Dataset records:

# # # # #

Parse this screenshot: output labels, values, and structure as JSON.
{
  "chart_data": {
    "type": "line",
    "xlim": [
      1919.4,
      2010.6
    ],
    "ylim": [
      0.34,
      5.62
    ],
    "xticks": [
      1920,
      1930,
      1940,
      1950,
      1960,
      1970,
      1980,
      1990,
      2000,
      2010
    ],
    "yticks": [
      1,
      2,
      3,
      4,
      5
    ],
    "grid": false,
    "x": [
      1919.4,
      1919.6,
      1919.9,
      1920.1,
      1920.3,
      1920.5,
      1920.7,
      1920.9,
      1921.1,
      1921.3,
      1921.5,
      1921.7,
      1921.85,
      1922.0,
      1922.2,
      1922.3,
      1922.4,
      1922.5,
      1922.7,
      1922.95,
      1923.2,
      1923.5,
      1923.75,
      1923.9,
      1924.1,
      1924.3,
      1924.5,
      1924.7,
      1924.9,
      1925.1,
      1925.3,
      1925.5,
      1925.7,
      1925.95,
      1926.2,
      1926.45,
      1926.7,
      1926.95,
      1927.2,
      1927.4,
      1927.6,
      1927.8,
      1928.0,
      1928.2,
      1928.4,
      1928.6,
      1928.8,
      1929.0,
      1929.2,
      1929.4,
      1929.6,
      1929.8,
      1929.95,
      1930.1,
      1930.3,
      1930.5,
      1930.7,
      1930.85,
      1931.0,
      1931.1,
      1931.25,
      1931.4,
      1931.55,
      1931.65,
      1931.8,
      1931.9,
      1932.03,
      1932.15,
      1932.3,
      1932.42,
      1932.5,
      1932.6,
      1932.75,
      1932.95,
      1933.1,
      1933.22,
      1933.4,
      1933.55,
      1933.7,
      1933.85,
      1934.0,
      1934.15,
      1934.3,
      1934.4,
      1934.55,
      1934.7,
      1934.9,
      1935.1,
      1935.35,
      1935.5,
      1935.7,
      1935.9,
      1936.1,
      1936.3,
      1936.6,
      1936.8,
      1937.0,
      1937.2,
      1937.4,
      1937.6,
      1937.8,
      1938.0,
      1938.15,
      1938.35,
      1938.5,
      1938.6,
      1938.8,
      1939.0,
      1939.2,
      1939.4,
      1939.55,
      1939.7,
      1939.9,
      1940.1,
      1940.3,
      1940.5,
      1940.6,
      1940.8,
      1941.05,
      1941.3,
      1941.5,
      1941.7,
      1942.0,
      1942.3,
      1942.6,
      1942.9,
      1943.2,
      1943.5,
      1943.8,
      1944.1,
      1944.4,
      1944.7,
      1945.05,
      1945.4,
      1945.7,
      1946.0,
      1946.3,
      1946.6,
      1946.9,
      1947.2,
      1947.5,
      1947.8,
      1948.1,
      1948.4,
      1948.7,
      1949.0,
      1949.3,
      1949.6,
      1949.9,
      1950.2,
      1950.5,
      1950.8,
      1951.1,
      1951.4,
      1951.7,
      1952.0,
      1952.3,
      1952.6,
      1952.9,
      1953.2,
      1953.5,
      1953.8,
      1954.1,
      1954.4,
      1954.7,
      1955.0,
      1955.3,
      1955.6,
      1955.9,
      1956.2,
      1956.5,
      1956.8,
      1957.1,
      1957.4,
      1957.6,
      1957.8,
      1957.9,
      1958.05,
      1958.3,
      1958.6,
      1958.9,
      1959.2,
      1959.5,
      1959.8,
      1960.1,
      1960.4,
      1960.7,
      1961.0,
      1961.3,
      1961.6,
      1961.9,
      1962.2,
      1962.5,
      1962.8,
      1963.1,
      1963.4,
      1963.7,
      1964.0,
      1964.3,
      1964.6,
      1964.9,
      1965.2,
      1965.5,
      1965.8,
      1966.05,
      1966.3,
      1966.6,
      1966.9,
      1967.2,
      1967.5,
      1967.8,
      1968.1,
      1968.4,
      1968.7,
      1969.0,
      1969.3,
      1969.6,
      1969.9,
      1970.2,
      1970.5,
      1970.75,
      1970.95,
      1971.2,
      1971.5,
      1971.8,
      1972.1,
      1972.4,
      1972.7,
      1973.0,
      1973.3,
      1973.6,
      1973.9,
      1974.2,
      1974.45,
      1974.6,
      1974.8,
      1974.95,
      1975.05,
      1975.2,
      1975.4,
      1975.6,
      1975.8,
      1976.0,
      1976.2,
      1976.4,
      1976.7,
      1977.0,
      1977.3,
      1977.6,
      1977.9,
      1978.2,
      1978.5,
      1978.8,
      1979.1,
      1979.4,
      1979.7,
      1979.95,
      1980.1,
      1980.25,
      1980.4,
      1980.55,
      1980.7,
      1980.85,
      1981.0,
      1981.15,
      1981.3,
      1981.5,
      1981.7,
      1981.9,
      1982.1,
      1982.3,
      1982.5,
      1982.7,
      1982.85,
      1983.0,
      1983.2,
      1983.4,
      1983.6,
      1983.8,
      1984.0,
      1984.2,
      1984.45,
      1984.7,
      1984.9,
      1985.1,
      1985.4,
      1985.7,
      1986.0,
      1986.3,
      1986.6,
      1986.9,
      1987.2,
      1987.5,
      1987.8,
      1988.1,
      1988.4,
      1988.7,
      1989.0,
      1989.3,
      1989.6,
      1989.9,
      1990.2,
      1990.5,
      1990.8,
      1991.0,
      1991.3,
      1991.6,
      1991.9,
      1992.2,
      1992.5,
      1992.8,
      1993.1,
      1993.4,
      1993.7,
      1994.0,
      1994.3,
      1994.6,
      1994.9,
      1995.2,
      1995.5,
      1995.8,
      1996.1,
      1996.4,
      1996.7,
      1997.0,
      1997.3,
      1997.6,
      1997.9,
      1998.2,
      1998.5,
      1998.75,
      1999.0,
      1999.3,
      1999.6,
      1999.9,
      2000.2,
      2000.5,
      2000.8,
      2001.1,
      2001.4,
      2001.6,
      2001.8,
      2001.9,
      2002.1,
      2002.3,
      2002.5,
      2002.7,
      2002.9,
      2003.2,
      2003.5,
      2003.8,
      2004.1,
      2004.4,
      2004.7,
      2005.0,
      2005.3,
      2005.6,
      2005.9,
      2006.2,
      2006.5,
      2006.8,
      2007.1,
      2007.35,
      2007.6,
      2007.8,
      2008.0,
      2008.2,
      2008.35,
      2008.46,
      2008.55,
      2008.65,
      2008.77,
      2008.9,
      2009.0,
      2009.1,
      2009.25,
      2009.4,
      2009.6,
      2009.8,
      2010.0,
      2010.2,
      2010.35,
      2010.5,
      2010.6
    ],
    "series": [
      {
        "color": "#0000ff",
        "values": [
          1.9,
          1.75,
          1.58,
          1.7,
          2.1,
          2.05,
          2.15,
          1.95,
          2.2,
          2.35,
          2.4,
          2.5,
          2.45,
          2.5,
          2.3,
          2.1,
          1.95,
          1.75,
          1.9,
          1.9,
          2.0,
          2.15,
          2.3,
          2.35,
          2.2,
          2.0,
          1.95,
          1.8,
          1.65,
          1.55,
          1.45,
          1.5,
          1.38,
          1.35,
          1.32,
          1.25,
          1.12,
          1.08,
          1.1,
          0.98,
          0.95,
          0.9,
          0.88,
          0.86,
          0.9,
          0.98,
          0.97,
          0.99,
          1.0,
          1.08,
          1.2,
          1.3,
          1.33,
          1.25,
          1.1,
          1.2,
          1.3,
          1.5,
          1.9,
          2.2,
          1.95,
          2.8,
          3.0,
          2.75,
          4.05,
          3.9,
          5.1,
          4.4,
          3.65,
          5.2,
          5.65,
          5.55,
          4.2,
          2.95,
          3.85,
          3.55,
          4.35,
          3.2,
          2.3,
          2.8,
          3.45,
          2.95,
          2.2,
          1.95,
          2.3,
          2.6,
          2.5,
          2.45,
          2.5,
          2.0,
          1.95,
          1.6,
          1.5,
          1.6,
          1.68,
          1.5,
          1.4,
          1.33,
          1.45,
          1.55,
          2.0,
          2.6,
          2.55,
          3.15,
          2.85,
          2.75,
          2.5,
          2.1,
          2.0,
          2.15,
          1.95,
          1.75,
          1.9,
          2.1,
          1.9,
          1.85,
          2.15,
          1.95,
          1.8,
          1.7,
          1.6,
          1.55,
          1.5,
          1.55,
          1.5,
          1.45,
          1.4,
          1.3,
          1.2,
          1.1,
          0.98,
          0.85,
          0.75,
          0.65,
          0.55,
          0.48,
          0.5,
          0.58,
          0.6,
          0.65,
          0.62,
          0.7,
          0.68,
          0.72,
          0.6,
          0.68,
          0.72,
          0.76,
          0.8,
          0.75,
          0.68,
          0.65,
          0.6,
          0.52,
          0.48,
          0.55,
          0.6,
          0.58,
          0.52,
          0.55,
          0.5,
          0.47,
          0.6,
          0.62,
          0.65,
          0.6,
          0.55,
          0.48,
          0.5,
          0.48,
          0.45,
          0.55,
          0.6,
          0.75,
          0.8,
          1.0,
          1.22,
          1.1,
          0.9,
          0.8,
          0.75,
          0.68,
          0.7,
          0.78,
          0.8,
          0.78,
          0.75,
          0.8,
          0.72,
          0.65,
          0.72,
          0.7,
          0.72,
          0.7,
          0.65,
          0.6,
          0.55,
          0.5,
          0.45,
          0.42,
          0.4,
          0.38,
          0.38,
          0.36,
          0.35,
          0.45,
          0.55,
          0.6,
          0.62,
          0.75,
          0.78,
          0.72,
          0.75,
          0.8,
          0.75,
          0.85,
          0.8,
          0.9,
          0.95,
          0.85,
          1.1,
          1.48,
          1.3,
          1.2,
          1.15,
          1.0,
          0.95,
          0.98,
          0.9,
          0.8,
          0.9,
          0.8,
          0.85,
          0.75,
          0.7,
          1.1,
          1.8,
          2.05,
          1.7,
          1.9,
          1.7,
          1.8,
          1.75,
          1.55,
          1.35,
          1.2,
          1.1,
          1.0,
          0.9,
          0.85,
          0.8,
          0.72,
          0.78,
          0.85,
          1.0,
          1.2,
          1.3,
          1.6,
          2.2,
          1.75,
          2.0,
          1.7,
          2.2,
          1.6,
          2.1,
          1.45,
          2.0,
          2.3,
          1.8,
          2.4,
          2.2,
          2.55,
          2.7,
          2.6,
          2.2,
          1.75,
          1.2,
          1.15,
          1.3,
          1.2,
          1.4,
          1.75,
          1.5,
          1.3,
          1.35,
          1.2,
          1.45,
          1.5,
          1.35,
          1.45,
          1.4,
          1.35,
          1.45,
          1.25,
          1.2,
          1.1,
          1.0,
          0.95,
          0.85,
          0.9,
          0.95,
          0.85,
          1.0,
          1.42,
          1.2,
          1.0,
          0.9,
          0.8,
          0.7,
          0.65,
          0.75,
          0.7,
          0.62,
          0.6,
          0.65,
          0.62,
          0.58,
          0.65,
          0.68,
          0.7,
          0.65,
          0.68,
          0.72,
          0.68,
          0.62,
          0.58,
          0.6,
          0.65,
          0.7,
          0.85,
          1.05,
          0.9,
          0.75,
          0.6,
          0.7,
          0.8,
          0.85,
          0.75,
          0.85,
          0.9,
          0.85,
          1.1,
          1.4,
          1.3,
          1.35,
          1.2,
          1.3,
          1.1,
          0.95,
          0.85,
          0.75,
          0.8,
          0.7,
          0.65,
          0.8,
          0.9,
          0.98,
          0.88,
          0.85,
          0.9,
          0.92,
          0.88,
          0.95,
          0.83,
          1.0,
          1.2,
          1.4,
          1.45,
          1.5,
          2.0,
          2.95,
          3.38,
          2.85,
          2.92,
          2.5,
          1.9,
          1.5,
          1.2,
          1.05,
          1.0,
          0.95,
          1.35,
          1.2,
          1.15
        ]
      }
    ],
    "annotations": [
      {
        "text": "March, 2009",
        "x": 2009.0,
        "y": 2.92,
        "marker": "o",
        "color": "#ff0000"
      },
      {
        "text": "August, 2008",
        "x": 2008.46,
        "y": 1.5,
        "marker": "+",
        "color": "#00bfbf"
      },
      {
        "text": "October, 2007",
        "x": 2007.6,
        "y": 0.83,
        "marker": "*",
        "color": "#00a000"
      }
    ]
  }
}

# # # # #

> _Set task_: Return all lines containing "text".

> _Task output_:
        "text": "March, 2009",
        "text": "August, 2008",
        "text": "October, 2007",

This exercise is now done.